OBJETIVO DEL EJERCICIO.
Responde estas preguntas con datos del texto de análisis:
1. ¿Qué se escucha decir en el pueblo de quien escribe cuando a un central que sale jugando en corto le roban la pelota?
2. ¿Qué jugador explica como nadie el "milagro multiplicador" del Chelsea?
3. ¿Ante qué equipo fue eliminado el Real Madrid, según la última parte?

TEXTO DE ANÁLISIS.
--- --- ---

“Me cago en Pep”. Eso es influir
Al entrenador del Manchester City se le acusa de infectar de buen fútbol a jugadores mediocres; ocurre en todo el mundo y desde regional hasta la Premier
La infección feliz. Por fortuna, Guardiola gana. Porque desde que la practicidad se adueñó del fútbol, quien no gana no influye. Eso sí, con ganar no alcanza para influir. De hecho, hay muchos ganadores que pasan dejando indiferente a la posteridad. Las revoluciones necesitan personalizarse y Pep representa mejor que nadie el último gran vuelco que experimentó el fútbol. Pero las revoluciones siempre exageran y la que personaliza Pep no es una excepción. En mi pueblo, cuando un central sale jugando en corto y le roban la pelota, siempre se escucha a alguien decir “Me cago en Pep”, al que se acusa de infectar de buen fútbol a jugadores mediocres. Ocurre en todo el mundo y desde regional hasta la Premier. Eso es influir. Claro que las exageraciones son tóxicas cuando atentan contra la eficacia. Pero esta es una exageración feliz, que anima a jugar, a arriesgar, a vivir, ya que son tres días. Si no, ¿para qué sirven los juegos?
Kantés. Tuchel y el Chelsea son otra cosa, pero también una buena cosa. Defensivamente no achica los espacios, los sella. Y logra juntar mucha gente ahí donde está el juego. Ataca con muchos, presiona con muchos y defiende con muchos constantemente y en todos los sectores del campo. Ese milagro multiplicador lo explica como nadie Kanté, en singular, porque contra toda evidencia se trata de un solo jugador. En su caso, la cantidad no atenta contra la calidad. Tiene una zancada de maratoniano, una solidaridad comunista, una voracidad de pantera y, no nos confundamos, el talento de un gran futbolista. Esa continuidad robótica que le permite pegarle un zarpazo al partido en el minuto 86 la confirma cuando su equipo marca un gol. Todos enloquecen menos él, que se mantiene frío como una máquina, seguramente pensando en su próximo servicio a la causa. Ningún madridista olvidará al tal N’Golo Kanté.
La hora de las respuestas. Cuando termina una aventura europea tan accidentada como la del Real Madrid, es inevitable preguntarse: y ahora, ¿qué? Llegar a una semifinal de Champions es un gran logro, pero no oculta ni las dificultades en la fase de clasificación ni la humillante sensación de debilidad con respecto al Chelsea ni la eliminación ante el Alcoyano. Ahora es cuando descubriremos lo mal tendidos que están los puentes entre la emoción y el dinero, entre las ilusiones de los aficionados y la realidad institucional. Todos sabemos que hay imperativos futbolísticos (rejuvenecer la plantilla, agregarle gol, renovar la ilusión…) que solo se pueden arreglar acudiendo al mercado, y estrecheces económicas que no lo permitirán. Las pasiones empujan para un lado y la realidad para otro. Es un problema de fondo que compromete al club entero y no se arregla echándole la culpa al entrenador.

--- --- ---

DATOS EXTRAÍDOS.
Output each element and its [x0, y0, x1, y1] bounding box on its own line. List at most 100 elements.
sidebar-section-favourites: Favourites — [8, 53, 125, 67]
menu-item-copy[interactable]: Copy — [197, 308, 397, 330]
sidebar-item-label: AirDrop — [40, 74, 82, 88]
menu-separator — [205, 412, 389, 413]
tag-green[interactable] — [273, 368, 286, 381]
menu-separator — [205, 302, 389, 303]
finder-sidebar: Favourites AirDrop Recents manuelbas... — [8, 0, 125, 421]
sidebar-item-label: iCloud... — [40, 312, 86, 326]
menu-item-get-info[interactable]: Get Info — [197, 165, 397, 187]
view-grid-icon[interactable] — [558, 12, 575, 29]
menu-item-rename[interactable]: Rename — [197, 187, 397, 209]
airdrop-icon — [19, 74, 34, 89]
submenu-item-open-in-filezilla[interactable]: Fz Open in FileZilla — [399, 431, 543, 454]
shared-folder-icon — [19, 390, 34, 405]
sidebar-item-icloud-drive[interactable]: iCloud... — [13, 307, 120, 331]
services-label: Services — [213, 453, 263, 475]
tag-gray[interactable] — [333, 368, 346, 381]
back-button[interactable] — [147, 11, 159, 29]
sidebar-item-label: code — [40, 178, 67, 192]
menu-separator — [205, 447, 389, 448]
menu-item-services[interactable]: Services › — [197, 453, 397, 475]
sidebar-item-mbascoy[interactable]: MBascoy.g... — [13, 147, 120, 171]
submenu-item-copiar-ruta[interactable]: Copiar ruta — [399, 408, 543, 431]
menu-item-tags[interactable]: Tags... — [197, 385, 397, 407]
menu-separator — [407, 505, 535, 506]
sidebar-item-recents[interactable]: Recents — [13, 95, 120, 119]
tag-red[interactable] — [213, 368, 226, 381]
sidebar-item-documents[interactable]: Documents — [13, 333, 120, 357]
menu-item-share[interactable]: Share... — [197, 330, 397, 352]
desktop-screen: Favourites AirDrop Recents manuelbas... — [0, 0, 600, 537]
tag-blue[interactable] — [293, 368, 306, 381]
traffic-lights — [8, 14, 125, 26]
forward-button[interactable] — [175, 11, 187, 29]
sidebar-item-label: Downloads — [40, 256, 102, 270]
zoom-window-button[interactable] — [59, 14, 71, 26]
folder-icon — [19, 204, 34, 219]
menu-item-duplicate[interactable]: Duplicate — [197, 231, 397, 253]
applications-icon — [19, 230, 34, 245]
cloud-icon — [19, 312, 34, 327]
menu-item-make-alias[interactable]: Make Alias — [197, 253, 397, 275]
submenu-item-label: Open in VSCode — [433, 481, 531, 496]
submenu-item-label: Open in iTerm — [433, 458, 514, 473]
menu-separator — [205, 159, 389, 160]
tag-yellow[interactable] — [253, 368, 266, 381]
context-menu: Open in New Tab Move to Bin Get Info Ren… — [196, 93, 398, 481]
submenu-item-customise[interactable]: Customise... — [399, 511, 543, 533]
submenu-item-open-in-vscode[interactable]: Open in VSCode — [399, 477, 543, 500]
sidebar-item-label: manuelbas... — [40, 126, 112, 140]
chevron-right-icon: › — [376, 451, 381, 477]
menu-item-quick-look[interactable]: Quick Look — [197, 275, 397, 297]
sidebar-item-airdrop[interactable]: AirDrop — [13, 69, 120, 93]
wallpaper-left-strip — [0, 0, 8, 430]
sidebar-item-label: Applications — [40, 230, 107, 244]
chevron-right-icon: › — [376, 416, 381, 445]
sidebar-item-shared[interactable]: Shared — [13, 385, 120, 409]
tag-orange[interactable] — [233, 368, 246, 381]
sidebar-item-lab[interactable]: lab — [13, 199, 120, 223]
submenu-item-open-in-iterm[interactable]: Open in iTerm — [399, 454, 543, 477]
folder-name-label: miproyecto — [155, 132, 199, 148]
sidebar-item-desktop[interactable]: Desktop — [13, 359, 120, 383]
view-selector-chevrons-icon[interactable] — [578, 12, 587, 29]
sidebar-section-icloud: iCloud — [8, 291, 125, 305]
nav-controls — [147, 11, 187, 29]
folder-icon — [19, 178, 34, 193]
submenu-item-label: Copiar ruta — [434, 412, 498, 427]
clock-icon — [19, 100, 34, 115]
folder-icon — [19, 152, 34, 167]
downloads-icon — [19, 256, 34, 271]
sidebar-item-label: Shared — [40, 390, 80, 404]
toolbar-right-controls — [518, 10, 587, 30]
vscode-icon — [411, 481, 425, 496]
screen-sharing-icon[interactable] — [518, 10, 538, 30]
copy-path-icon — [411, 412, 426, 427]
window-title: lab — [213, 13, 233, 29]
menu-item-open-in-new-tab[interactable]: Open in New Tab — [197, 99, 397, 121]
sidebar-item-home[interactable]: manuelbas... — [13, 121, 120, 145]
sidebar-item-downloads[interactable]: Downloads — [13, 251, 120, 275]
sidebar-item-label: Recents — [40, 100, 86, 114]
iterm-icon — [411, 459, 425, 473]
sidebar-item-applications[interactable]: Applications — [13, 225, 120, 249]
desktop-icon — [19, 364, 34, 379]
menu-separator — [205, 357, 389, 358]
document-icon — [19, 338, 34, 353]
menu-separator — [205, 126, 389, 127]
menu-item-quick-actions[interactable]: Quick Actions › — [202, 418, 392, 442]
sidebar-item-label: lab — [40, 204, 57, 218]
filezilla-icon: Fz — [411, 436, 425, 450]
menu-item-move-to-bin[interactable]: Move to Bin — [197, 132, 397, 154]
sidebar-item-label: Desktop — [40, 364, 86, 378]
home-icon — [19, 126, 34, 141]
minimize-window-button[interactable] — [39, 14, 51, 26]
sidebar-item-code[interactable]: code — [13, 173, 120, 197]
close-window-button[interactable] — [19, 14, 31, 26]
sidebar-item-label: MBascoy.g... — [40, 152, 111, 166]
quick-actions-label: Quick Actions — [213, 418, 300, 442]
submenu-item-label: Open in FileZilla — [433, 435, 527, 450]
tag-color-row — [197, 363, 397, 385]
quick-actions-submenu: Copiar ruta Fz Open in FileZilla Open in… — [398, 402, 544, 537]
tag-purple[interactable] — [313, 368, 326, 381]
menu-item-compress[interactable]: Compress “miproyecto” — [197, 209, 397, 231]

--- --- ---

EJERCICIO RESUELTO.
1. "Me cago en Pep".
2. N'Golo Kanté.
3. Ante el Alcoyano.